What to produce:
Reproduce the records below exactly as given.

Data records:
>> begin

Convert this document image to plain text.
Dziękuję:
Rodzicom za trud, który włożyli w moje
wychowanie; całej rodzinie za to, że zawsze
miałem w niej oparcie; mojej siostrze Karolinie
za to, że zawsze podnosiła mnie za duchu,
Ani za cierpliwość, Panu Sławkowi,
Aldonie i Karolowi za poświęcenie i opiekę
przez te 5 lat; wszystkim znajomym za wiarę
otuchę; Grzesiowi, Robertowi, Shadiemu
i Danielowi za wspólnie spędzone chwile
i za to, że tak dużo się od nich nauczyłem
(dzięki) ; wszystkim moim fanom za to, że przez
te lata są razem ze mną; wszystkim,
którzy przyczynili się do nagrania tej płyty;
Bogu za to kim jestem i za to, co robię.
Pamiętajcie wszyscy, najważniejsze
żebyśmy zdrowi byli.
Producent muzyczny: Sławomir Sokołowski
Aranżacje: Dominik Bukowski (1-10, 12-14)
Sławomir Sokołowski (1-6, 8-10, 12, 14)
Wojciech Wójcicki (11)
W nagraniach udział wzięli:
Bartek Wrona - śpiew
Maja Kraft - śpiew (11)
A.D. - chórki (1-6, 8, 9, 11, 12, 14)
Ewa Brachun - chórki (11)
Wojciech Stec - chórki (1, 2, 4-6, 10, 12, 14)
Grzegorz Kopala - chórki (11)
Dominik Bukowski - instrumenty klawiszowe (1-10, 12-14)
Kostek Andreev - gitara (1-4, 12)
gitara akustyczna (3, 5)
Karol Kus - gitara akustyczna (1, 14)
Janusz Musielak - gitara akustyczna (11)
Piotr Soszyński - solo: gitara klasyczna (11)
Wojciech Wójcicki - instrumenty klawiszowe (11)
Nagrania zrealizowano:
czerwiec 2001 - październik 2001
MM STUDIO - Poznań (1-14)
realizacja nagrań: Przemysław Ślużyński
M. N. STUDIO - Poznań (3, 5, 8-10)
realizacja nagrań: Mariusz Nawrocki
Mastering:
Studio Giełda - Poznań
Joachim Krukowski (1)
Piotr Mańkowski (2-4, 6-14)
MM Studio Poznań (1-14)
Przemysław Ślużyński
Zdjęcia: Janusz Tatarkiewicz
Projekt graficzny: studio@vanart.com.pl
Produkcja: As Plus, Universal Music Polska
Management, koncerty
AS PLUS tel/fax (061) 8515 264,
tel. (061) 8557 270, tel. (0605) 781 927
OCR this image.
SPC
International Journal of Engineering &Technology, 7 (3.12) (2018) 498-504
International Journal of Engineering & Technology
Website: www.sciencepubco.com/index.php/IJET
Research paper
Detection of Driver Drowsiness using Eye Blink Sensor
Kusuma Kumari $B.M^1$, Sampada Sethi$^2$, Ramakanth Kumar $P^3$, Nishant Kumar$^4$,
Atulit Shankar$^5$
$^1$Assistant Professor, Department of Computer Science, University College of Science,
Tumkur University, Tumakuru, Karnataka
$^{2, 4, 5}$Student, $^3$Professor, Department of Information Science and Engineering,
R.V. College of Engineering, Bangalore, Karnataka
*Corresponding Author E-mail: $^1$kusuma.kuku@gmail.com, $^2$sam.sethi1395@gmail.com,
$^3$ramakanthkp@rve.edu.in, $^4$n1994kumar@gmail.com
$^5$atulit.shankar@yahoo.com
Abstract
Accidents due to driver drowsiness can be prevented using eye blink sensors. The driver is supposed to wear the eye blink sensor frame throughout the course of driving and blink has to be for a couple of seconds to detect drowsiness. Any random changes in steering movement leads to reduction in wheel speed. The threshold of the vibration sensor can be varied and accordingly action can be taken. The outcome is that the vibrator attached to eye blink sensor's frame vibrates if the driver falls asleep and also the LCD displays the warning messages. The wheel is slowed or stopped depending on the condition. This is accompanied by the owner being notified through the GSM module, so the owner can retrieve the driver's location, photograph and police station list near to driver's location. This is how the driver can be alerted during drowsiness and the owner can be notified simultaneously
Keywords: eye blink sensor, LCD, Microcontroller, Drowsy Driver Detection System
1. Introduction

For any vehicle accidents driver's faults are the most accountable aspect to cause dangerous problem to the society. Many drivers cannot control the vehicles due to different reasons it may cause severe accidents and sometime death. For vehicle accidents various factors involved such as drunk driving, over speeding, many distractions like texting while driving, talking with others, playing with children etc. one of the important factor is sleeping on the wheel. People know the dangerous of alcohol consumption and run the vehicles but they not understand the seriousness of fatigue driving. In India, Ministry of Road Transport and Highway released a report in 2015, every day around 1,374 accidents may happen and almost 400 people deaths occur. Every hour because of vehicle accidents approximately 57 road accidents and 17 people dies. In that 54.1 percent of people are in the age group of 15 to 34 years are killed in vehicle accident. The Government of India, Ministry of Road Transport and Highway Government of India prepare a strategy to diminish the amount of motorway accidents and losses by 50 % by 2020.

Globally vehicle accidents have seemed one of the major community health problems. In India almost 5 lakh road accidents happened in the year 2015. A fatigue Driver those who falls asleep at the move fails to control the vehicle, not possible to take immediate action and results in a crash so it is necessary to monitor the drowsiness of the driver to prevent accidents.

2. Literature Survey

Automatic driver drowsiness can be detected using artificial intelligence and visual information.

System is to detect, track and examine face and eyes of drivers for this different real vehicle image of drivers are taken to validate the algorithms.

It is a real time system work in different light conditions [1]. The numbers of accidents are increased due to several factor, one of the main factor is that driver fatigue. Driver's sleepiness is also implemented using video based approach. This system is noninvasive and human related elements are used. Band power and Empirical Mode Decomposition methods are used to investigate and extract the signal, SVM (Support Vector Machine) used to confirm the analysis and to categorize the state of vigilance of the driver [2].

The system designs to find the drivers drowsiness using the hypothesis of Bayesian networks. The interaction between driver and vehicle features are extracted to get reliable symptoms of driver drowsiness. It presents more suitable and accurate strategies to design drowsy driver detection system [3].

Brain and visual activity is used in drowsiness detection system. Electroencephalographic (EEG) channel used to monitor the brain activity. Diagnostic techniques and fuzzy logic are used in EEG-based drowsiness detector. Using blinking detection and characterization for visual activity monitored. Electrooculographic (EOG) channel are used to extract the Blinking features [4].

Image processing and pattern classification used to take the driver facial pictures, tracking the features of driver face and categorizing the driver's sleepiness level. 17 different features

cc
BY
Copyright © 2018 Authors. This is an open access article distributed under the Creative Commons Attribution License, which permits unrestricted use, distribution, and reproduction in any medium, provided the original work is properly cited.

>> end

Result:
Convert this document image to plain text.
Dziękuję:
Rodzicom za trud, który włożyli w moje
wychowanie; całej rodzinie za to, że zawsze
miałem w niej oparcie; mojej siostrze Karolinie
za to, że zawsze podnosiła mnie za duchu,
Ani za cierpliwość, Panu Sławkowi,
Aldonie i Karolowi za poświęcenie i opiekę
przez te 5 lat; wszystkim znajomym za wiarę
otuchę; Grzesiowi, Robertowi, Shadiemu
i Danielowi za wspólnie spędzone chwile
i za to, że tak dużo się od nich nauczyłem
(dzięki) ; wszystkim moim fanom za to, że przez
te lata są razem ze mną; wszystkim,
którzy przyczynili się do nagrania tej płyty;
Bogu za to kim jestem i za to, co robię.
Pamiętajcie wszyscy, najważniejsze
żebyśmy zdrowi byli.
Producent muzyczny: Sławomir Sokołowski
Aranżacje: Dominik Bukowski (1-10, 12-14)
Sławomir Sokołowski (1-6, 8-10, 12, 14)
Wojciech Wójcicki (11)
W nagraniach udział wzięli:
Bartek Wrona - śpiew
Maja Kraft - śpiew (11)
A.D. - chórki (1-6, 8, 9, 11, 12, 14)
Ewa Brachun - chórki (11)
Wojciech Stec - chórki (1, 2, 4-6, 10, 12, 14)
Grzegorz Kopala - chórki (11)
Dominik Bukowski - instrumenty klawiszowe (1-10, 12-14)
Kostek Andreev - gitara (1-4, 12)
gitara akustyczna (3, 5)
Karol Kus - gitara akustyczna (1, 14)
Janusz Musielak - gitara akustyczna (11)
Piotr Soszyński - solo: gitara klasyczna (11)
Wojciech Wójcicki - instrumenty klawiszowe (11)
Nagrania zrealizowano:
czerwiec 2001 - październik 2001
MM STUDIO - Poznań (1-14)
realizacja nagrań: Przemysław Ślużyński
M. N. STUDIO - Poznań (3, 5, 8-10)
realizacja nagrań: Mariusz Nawrocki
Mastering:
Studio Giełda - Poznań
Joachim Krukowski (1)
Piotr Mańkowski (2-4, 6-14)
MM Studio Poznań (1-14)
Przemysław Ślużyński
Zdjęcia: Janusz Tatarkiewicz
Projekt graficzny: studio@vanart.com.pl
Produkcja: As Plus, Universal Music Polska
Management, koncerty
AS PLUS tel/fax (061) 8515 264,
tel. (061) 8557 270, tel. (0605) 781 927
OCR this image.
SPC
International Journal of Engineering &Technology, 7 (3.12) (2018) 498-504
International Journal of Engineering & Technology
Website: www.sciencepubco.com/index.php/IJET
Research paper
Detection of Driver Drowsiness using Eye Blink Sensor
Kusuma Kumari $B.M^1$, Sampada Sethi$^2$, Ramakanth Kumar $P^3$, Nishant Kumar$^4$,
Atulit Shankar$^5$
$^1$Assistant Professor, Department of Computer Science, University College of Science,
Tumkur University, Tumakuru, Karnataka
$^{2, 4, 5}$Student, $^3$Professor, Department of Information Science and Engineering,
R.V. College of Engineering, Bangalore, Karnataka
*Corresponding Author E-mail: $^1$kusuma.kuku@gmail.com, $^2$sam.sethi1395@gmail.com,
$^3$ramakanthkp@rve.edu.in, $^4$n1994kumar@gmail.com
$^5$atulit.shankar@yahoo.com
Abstract
Accidents due to driver drowsiness can be prevented using eye blink sensors. The driver is supposed to wear the eye blink sensor frame throughout the course of driving and blink has to be for a couple of seconds to detect drowsiness. Any random changes in steering movement leads to reduction in wheel speed. The threshold of the vibration sensor can be varied and accordingly action can be taken. The outcome is that the vibrator attached to eye blink sensor's frame vibrates if the driver falls asleep and also the LCD displays the warning messages. The wheel is slowed or stopped depending on the condition. This is accompanied by the owner being notified through the GSM module, so the owner can retrieve the driver's location, photograph and police station list near to driver's location. This is how the driver can be alerted during drowsiness and the owner can be notified simultaneously
Keywords: eye blink sensor, LCD, Microcontroller, Drowsy Driver Detection System
1. Introduction

For any vehicle accidents driver's faults are the most accountable aspect to cause dangerous problem to the society. Many drivers cannot control the vehicles due to different reasons it may cause severe accidents and sometime death. For vehicle accidents various factors involved such as drunk driving, over speeding, many distractions like texting while driving, talking with others, playing with children etc. one of the important factor is sleeping on the wheel. People know the dangerous of alcohol consumption and run the vehicles but they not understand the seriousness of fatigue driving. In India, Ministry of Road Transport and Highway released a report in 2015, every day around 1,374 accidents may happen and almost 400 people deaths occur. Every hour because of vehicle accidents approximately 57 road accidents and 17 people dies. In that 54.1 percent of people are in the age group of 15 to 34 years are killed in vehicle accident. The Government of India, Ministry of Road Transport and Highway Government of India prepare a strategy to diminish the amount of motorway accidents and losses by 50 % by 2020.

Globally vehicle accidents have seemed one of the major community health problems. In India almost 5 lakh road accidents happened in the year 2015. A fatigue Driver those who falls asleep at the move fails to control the vehicle, not possible to take immediate action and results in a crash so it is necessary to monitor the drowsiness of the driver to prevent accidents.

2. Literature Survey

Automatic driver drowsiness can be detected using artificial intelligence and visual information.

System is to detect, track and examine face and eyes of drivers for this different real vehicle image of drivers are taken to validate the algorithms.

It is a real time system work in different light conditions [1]. The numbers of accidents are increased due to several factor, one of the main factor is that driver fatigue. Driver's sleepiness is also implemented using video based approach. This system is noninvasive and human related elements are used. Band power and Empirical Mode Decomposition methods are used to investigate and extract the signal, SVM (Support Vector Machine) used to confirm the analysis and to categorize the state of vigilance of the driver [2].

The system designs to find the drivers drowsiness using the hypothesis of Bayesian networks. The interaction between driver and vehicle features are extracted to get reliable symptoms of driver drowsiness. It presents more suitable and accurate strategies to design drowsy driver detection system [3].

Brain and visual activity is used in drowsiness detection system. Electroencephalographic (EEG) channel used to monitor the brain activity. Diagnostic techniques and fuzzy logic are used in EEG-based drowsiness detector. Using blinking detection and characterization for visual activity monitored. Electrooculographic (EOG) channel are used to extract the Blinking features [4].

Image processing and pattern classification used to take the driver facial pictures, tracking the features of driver face and categorizing the driver's sleepiness level. 17 different features

cc
BY
Copyright © 2018 Authors. This is an open access article distributed under the Creative Commons Attribution License, which permits unrestricted use, distribution, and reproduction in any medium, provided the original work is properly cited.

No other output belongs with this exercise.